Problem requirements:
From the entries below, copy every line holding the word "screenshot".
==================================================
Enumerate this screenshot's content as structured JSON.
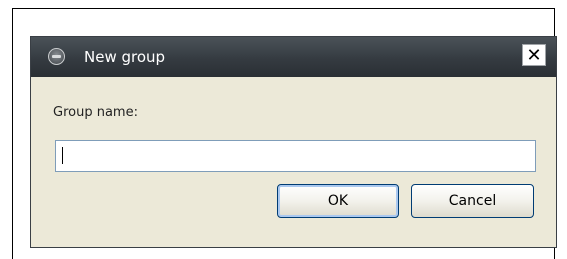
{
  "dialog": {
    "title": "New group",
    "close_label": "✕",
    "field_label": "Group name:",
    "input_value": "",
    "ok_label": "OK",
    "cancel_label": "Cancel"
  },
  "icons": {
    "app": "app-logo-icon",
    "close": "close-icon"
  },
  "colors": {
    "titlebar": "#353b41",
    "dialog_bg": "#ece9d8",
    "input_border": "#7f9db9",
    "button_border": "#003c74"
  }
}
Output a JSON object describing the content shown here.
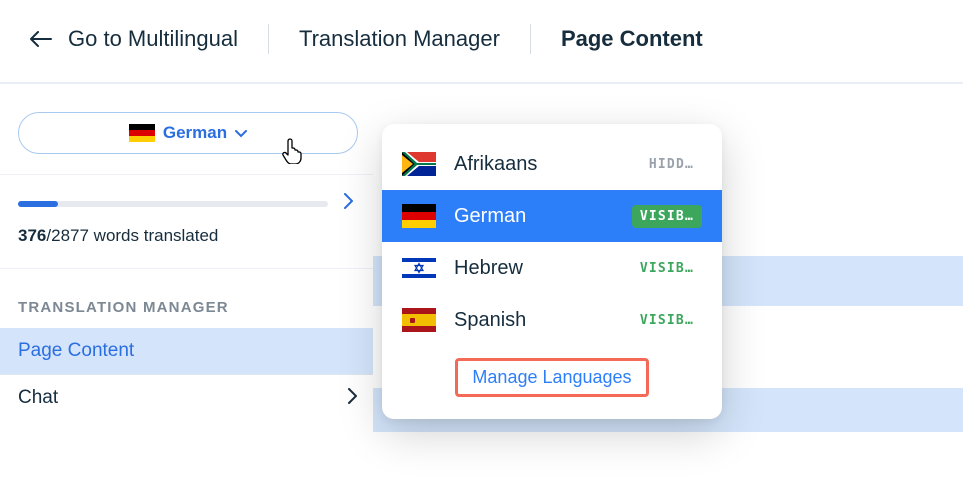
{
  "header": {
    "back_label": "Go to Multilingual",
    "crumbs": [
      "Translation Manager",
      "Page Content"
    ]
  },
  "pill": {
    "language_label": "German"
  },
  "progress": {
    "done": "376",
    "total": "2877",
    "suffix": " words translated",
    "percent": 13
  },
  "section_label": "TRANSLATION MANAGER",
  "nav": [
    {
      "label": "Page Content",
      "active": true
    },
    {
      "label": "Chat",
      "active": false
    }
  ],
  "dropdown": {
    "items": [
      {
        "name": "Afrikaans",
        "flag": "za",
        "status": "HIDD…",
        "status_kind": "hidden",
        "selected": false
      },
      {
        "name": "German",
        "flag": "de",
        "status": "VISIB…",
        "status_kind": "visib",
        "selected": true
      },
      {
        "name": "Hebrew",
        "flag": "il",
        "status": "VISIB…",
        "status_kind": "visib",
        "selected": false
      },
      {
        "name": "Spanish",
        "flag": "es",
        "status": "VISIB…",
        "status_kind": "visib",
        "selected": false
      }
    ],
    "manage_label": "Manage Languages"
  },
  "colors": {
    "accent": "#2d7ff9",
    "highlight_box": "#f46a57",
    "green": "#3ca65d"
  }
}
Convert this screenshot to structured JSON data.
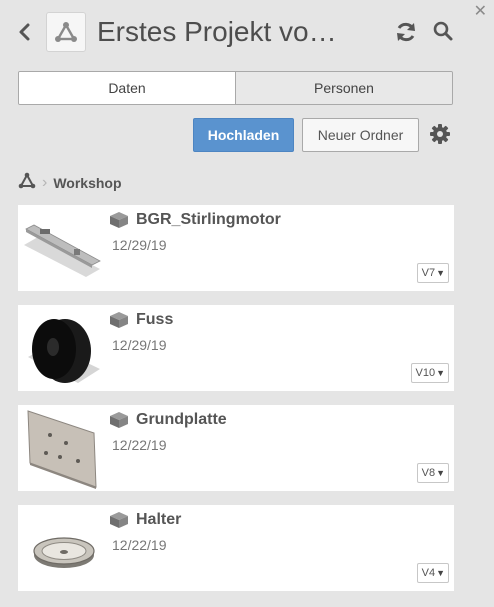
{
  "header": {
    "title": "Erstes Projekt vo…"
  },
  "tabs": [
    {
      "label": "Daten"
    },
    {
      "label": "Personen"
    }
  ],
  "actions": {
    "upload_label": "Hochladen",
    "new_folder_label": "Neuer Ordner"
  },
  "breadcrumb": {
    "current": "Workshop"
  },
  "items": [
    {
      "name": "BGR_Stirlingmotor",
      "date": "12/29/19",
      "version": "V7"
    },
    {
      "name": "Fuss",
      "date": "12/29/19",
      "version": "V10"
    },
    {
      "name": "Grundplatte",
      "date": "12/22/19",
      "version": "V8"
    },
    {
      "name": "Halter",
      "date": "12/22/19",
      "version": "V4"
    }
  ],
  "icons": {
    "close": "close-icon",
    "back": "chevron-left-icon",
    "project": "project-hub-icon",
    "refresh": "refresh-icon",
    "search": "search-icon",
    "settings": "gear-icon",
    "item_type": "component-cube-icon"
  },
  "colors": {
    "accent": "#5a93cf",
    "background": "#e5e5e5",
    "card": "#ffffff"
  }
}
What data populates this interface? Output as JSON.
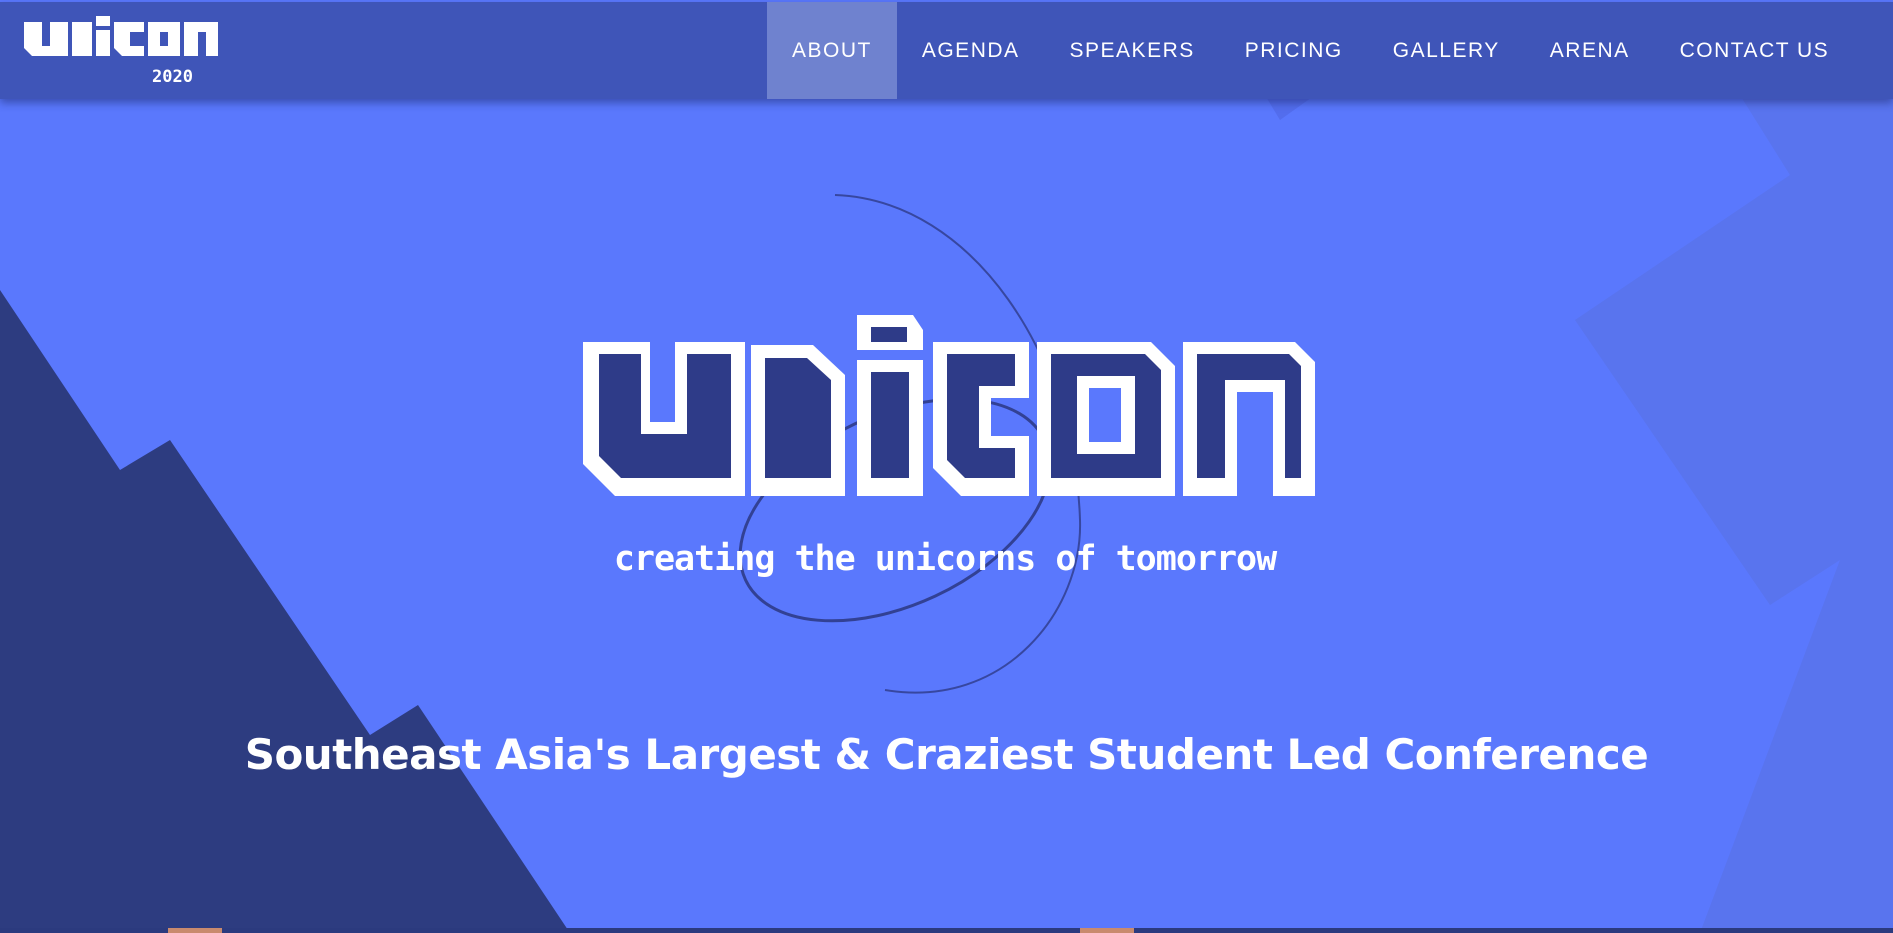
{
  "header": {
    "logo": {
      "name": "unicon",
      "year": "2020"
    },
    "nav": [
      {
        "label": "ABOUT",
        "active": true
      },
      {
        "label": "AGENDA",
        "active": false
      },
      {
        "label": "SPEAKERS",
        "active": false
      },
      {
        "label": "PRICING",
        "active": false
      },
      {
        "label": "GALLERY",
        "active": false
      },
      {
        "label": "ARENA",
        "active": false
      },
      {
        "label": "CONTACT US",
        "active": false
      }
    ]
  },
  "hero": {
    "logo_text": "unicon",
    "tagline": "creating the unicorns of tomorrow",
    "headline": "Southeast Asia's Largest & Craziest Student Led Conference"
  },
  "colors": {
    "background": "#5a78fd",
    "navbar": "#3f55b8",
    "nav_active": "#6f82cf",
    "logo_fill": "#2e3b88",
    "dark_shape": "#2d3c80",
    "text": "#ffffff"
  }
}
==================================================
Exercise result:
Enumerate this screenshot's content as structured JSON.
Convert this screenshot to structured JSON data.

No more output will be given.